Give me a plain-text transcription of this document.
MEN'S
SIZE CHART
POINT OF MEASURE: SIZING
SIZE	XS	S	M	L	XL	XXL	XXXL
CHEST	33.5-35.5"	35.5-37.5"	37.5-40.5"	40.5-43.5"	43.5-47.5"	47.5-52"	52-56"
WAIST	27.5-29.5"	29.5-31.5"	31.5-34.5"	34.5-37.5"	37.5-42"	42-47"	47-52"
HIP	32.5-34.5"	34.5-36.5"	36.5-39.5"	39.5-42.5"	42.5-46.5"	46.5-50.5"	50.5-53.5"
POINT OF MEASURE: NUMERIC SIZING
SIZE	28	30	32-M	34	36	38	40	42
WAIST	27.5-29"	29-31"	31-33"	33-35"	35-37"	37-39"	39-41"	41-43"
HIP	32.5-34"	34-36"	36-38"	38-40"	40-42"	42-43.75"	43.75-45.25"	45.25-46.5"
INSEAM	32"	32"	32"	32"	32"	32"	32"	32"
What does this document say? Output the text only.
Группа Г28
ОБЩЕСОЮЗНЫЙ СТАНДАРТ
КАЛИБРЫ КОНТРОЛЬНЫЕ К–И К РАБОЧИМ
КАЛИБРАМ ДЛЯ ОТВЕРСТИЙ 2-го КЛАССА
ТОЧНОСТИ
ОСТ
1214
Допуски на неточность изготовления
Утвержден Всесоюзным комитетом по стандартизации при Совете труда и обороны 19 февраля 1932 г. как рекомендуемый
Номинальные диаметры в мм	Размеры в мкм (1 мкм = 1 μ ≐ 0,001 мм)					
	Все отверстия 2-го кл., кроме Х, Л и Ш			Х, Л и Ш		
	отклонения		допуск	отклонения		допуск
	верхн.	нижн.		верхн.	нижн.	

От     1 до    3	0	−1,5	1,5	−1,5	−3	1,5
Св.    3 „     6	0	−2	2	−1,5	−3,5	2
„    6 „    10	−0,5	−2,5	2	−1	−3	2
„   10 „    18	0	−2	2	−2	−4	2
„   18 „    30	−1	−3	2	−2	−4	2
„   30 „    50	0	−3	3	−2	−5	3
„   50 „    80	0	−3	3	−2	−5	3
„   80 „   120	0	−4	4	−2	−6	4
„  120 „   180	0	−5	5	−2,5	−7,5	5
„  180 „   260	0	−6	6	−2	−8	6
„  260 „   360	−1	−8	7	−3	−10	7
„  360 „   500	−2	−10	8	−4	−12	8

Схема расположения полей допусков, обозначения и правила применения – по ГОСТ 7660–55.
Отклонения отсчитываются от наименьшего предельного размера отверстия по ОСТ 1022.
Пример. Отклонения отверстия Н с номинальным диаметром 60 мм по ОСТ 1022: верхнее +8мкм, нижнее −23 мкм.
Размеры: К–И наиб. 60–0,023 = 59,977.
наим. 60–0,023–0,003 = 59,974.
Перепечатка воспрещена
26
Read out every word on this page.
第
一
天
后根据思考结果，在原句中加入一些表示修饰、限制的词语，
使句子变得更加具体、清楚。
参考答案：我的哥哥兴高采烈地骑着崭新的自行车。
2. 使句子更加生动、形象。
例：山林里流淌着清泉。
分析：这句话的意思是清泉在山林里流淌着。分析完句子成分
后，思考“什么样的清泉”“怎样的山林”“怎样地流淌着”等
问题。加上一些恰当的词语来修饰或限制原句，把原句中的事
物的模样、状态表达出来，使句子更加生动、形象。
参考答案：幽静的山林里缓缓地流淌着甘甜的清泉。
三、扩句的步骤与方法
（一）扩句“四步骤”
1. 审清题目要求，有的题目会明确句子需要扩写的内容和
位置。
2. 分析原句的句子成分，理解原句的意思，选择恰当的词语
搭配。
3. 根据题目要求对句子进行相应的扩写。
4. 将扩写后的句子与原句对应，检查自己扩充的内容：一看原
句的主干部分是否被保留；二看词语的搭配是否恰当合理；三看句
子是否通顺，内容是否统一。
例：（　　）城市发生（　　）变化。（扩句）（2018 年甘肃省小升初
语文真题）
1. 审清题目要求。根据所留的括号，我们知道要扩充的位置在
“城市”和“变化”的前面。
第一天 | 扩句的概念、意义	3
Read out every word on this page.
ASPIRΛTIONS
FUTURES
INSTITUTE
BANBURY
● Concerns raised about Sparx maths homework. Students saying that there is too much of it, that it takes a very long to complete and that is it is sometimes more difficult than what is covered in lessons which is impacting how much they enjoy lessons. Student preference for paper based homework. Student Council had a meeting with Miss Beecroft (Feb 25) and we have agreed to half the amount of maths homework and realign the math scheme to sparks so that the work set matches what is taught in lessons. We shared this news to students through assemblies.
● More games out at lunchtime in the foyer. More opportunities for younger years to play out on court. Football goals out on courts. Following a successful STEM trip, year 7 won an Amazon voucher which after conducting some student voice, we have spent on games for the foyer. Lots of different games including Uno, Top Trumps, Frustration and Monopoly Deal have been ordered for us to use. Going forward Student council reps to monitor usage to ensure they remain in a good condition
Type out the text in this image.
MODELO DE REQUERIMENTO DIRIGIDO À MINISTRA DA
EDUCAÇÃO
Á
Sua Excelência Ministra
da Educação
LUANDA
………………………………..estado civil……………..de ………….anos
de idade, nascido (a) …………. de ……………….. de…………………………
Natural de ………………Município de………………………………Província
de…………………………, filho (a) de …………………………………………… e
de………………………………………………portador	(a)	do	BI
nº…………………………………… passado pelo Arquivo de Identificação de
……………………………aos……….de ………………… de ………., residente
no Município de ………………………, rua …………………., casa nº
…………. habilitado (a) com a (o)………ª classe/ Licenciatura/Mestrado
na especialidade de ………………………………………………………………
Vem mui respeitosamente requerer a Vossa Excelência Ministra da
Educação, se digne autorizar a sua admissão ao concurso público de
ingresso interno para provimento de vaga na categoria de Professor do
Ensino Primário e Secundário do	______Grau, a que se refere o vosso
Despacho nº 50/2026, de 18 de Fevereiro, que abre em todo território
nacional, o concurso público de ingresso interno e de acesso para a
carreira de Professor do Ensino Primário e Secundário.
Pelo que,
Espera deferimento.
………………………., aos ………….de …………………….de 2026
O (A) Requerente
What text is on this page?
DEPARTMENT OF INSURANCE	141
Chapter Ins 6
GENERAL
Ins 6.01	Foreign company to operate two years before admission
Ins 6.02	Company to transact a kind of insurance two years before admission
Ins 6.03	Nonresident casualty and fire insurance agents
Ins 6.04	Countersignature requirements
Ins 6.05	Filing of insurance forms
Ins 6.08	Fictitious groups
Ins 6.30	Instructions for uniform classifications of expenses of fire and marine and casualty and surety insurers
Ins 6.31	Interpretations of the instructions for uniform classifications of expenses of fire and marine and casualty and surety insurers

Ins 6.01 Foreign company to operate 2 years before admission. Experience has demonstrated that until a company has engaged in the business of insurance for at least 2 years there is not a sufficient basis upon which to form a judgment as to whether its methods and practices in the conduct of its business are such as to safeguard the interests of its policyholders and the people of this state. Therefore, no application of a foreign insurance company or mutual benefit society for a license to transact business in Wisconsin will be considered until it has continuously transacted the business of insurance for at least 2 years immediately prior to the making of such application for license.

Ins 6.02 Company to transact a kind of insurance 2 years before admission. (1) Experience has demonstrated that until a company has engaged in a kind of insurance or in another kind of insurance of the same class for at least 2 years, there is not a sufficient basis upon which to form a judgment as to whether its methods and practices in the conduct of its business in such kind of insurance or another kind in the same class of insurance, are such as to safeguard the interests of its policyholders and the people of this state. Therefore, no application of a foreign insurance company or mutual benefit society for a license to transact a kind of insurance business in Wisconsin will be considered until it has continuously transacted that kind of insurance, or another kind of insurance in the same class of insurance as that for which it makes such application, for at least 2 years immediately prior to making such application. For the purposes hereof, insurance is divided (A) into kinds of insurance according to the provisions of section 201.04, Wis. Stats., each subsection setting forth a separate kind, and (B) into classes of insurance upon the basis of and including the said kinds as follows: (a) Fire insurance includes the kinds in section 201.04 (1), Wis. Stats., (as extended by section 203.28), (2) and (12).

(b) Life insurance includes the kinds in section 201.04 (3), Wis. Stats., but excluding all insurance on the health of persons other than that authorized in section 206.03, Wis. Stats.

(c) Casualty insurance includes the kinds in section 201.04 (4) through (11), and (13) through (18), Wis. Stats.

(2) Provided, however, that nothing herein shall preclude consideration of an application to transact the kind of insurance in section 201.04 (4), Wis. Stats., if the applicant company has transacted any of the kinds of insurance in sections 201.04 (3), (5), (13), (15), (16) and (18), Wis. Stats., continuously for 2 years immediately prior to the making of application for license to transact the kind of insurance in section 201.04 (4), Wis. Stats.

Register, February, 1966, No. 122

» Task details
From the records above, work out how many lines contain the string "审清题目要求". Give only the number.

» Solution for this problem
2